Recorded data:
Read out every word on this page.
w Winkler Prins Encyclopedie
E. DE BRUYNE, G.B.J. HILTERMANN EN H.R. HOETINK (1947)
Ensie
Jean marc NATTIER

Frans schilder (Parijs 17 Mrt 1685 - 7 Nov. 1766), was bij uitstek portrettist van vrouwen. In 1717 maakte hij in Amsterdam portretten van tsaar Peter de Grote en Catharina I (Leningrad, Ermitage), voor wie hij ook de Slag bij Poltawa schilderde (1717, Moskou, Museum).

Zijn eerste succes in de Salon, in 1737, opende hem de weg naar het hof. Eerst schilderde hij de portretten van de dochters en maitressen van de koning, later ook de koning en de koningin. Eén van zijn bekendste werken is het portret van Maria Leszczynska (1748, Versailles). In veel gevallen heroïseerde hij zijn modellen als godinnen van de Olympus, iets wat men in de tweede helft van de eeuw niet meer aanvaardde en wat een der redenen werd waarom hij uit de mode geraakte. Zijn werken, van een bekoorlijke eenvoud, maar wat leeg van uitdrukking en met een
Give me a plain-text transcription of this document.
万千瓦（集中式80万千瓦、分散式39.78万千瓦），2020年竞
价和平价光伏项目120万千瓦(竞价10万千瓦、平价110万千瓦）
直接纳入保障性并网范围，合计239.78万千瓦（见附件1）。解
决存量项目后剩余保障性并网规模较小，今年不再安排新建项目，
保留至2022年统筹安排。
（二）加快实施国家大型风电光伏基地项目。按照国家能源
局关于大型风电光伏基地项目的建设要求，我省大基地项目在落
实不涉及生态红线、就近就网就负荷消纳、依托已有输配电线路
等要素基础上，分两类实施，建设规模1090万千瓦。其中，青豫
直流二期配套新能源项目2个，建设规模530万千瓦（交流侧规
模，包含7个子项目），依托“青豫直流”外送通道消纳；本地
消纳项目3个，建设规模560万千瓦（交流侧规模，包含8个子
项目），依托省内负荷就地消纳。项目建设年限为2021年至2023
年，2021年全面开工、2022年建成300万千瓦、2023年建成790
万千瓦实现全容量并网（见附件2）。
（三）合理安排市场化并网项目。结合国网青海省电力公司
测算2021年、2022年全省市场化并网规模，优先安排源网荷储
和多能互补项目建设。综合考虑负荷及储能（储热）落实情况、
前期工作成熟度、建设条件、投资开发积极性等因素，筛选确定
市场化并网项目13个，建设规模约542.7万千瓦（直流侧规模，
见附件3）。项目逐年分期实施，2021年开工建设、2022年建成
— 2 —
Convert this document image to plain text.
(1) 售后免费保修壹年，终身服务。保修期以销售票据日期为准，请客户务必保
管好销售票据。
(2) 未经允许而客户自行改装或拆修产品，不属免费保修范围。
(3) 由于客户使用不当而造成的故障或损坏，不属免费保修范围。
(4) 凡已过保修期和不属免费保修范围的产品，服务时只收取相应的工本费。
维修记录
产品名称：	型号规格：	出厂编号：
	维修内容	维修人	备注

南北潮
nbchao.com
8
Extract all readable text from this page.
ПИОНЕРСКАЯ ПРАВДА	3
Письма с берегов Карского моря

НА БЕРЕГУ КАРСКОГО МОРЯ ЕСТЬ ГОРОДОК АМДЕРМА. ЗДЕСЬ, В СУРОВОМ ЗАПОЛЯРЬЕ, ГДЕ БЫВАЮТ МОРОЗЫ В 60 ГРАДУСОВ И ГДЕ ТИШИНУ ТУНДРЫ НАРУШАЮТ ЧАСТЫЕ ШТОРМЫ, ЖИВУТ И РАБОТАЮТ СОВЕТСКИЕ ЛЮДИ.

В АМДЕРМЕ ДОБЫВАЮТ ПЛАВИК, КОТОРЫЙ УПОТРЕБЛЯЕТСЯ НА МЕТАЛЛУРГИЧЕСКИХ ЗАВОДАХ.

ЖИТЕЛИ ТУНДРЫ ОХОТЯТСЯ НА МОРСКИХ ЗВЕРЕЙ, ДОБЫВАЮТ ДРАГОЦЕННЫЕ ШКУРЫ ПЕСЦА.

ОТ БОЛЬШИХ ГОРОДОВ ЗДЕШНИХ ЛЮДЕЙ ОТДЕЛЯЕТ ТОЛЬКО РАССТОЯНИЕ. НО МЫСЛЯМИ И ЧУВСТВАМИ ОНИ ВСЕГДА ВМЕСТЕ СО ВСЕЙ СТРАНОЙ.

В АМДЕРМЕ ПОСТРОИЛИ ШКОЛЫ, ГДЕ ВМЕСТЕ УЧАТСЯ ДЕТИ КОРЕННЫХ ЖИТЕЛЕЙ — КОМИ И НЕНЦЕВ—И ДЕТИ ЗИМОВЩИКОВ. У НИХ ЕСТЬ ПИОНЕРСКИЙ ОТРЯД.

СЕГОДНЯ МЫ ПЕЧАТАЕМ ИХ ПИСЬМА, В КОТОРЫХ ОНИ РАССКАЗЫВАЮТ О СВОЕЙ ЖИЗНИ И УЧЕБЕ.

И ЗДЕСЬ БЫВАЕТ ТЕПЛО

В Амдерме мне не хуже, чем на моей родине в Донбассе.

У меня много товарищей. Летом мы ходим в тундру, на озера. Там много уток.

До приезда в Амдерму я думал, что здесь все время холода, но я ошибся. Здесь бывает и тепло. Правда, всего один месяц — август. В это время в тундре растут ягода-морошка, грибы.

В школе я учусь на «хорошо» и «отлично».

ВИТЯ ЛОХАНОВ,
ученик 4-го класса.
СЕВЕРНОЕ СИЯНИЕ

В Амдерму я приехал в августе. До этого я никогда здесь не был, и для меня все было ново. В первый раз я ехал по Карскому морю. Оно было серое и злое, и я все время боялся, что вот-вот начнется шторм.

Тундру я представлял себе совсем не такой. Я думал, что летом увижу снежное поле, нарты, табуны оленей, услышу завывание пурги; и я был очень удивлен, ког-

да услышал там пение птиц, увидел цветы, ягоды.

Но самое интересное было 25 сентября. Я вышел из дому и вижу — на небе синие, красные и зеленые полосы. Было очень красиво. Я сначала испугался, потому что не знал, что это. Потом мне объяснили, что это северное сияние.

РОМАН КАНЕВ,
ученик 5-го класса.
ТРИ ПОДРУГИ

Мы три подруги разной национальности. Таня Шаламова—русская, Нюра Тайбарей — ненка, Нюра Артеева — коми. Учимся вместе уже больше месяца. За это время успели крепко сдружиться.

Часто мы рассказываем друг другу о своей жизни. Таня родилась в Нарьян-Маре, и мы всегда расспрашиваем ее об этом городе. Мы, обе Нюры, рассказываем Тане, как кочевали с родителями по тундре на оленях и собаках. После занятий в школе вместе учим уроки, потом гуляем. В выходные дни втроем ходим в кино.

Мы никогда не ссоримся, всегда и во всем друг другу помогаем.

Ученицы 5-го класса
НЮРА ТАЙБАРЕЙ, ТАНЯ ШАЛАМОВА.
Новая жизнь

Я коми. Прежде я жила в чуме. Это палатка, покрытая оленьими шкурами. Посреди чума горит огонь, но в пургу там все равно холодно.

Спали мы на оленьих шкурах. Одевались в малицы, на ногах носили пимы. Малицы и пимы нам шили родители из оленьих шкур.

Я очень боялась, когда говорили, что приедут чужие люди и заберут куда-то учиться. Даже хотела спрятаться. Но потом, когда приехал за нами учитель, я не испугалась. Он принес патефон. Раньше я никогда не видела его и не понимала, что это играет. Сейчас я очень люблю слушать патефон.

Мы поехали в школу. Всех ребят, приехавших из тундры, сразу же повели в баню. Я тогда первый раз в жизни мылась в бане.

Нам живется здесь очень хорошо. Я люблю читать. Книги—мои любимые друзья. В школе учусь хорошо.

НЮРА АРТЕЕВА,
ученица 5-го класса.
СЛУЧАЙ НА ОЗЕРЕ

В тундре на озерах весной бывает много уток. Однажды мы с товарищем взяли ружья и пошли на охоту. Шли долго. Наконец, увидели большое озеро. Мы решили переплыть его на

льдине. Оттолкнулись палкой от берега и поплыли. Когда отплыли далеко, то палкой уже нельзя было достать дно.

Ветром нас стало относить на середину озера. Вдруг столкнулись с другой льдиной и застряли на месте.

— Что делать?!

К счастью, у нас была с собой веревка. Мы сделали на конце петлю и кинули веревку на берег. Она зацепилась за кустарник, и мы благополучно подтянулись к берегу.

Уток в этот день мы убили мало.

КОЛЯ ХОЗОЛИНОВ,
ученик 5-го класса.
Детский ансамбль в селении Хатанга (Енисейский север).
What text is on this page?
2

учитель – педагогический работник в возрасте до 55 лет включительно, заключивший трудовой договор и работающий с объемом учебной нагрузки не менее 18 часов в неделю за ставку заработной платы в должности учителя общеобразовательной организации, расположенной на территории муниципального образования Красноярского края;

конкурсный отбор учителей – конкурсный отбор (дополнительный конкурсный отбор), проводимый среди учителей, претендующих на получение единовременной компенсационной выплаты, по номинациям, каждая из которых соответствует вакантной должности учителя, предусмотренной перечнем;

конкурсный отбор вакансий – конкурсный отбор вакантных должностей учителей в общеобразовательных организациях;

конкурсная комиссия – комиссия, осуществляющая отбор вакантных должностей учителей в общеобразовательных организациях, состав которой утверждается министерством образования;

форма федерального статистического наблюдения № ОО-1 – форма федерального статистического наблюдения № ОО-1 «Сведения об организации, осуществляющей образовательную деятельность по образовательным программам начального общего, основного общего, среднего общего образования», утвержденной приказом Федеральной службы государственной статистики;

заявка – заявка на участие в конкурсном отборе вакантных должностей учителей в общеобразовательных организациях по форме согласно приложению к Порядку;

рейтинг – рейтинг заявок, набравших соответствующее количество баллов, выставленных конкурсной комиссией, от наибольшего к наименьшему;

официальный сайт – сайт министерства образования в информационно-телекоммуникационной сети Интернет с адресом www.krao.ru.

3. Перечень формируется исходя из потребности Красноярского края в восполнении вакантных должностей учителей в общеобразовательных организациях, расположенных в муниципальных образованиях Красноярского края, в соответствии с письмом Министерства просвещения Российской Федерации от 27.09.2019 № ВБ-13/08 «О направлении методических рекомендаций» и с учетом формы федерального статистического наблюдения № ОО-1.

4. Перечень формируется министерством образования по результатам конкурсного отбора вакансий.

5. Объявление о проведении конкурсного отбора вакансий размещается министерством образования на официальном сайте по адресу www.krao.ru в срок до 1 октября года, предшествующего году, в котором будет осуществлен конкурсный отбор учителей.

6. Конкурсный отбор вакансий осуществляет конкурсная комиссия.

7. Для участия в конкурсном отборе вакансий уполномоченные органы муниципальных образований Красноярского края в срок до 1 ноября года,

**Exercise requirements**
Find all lines holding the string "Перечень" and copy them.

**Task solution**
3. Перечень формируется исходя из потребности Красноярского края в восполнении вакантных должностей учителей в общеобразовательных организациях, расположенных в муниципальных образованиях Красноярского края, в соответствии с письмом Министерства просвещения Российской Федерации от 27.09.2019 № ВБ-13/08 «О направлении методических рекомендаций» и с учетом формы федерального статистического наблюдения № ОО-1.
4. Перечень формируется министерством образования по результатам конкурсного отбора вакансий.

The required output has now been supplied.